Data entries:
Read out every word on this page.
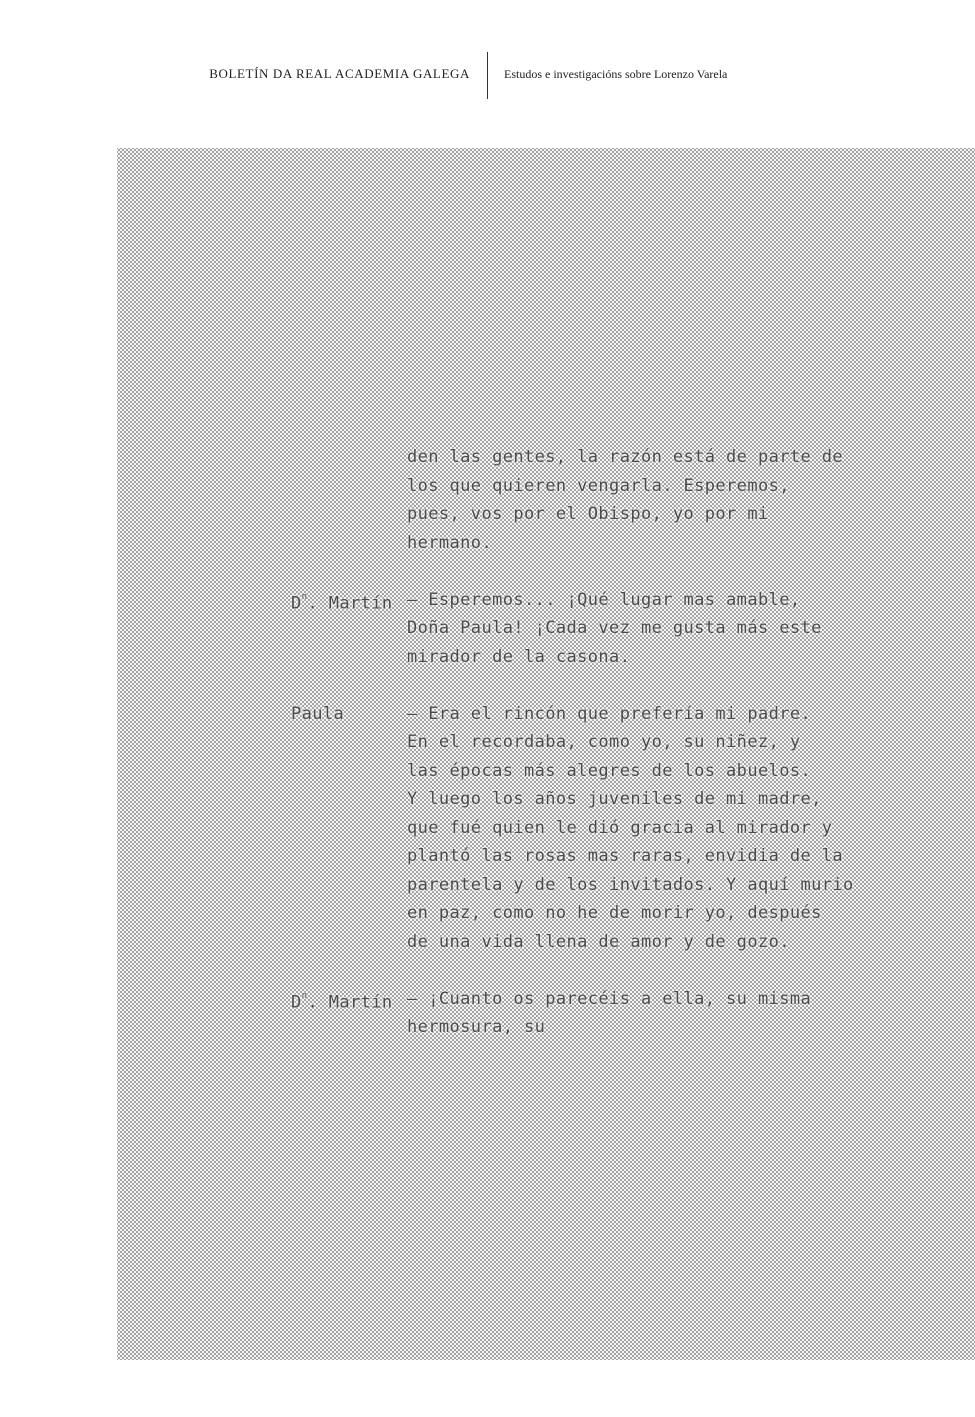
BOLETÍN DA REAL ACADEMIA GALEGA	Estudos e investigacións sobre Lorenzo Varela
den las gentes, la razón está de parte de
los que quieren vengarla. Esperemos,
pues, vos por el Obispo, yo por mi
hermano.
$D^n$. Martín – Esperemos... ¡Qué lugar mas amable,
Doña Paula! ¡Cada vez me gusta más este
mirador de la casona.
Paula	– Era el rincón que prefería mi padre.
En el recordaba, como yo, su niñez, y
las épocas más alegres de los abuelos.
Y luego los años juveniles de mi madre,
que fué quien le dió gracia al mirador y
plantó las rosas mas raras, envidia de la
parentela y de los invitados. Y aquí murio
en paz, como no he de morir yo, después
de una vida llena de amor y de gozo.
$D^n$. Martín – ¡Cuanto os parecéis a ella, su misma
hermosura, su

==

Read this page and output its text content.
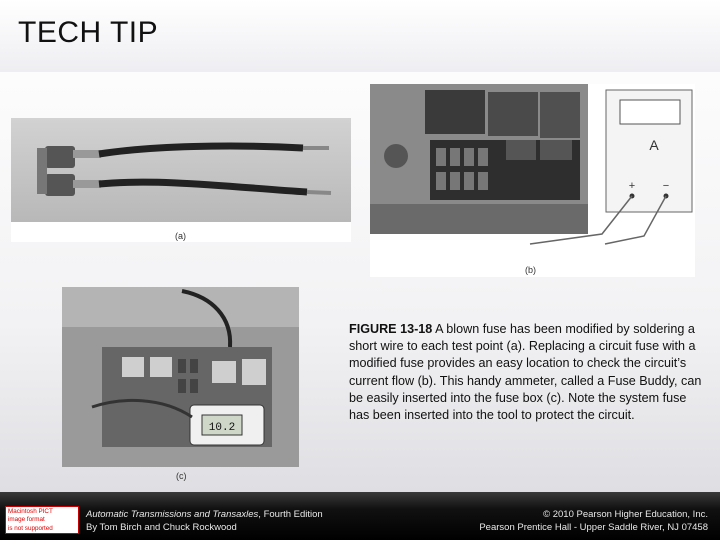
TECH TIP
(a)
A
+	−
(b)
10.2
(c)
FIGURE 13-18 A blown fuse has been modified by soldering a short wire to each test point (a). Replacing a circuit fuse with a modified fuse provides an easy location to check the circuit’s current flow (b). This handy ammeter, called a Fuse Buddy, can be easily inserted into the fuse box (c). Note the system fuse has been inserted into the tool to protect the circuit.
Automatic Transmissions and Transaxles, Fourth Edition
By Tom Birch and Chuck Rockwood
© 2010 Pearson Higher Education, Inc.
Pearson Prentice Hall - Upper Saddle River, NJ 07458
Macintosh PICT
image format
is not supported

==

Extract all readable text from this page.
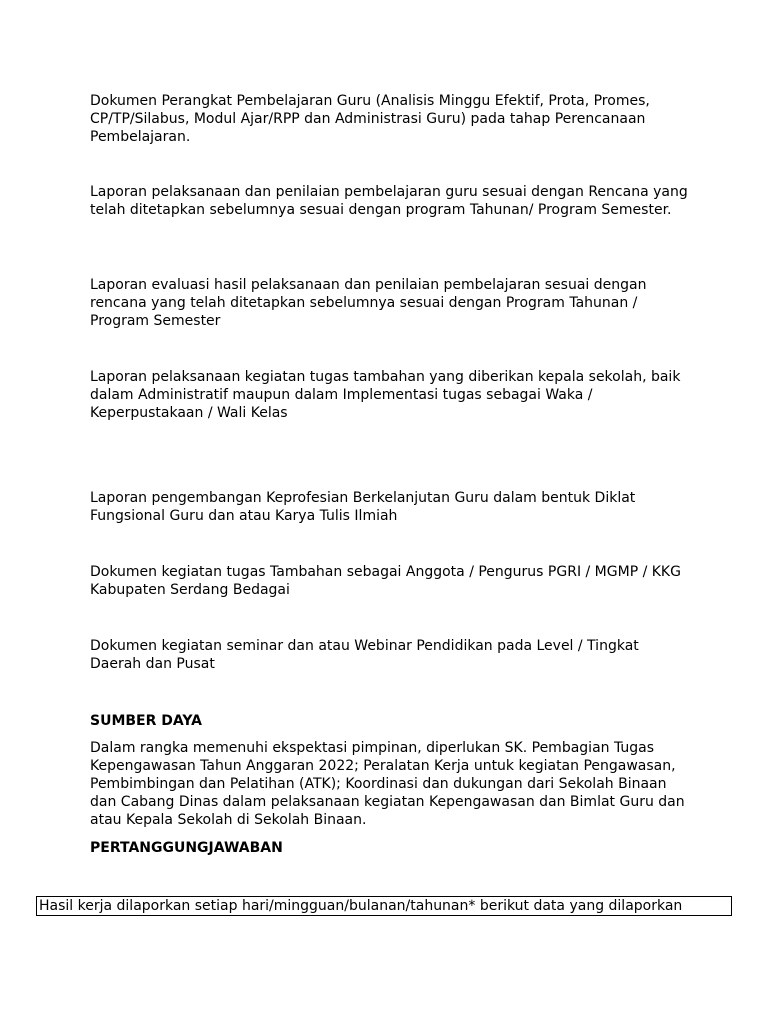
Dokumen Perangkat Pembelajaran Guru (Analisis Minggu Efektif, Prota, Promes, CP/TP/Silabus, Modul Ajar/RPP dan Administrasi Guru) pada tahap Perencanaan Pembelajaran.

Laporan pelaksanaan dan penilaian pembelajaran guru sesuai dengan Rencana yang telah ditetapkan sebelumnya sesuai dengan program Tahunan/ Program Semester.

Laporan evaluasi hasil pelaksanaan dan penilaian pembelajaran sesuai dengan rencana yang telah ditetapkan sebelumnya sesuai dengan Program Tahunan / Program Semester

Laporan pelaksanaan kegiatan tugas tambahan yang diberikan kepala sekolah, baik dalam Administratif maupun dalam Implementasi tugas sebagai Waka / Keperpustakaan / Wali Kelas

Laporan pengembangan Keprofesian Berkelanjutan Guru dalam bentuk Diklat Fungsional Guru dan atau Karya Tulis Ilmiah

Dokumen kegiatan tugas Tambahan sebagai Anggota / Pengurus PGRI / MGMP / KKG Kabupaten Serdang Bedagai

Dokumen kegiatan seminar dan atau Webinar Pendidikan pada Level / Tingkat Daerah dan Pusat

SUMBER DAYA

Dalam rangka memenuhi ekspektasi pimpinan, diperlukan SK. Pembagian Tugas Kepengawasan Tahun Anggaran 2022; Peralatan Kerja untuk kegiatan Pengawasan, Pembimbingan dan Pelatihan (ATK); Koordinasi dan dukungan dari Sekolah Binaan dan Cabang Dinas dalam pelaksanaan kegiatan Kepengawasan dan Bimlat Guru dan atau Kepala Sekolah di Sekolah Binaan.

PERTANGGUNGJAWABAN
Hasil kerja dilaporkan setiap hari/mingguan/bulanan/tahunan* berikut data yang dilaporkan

WHAT TO PRODUCE. State how many lines above contain the string "Pearson", with no other words.

CORRECT RESULT. 2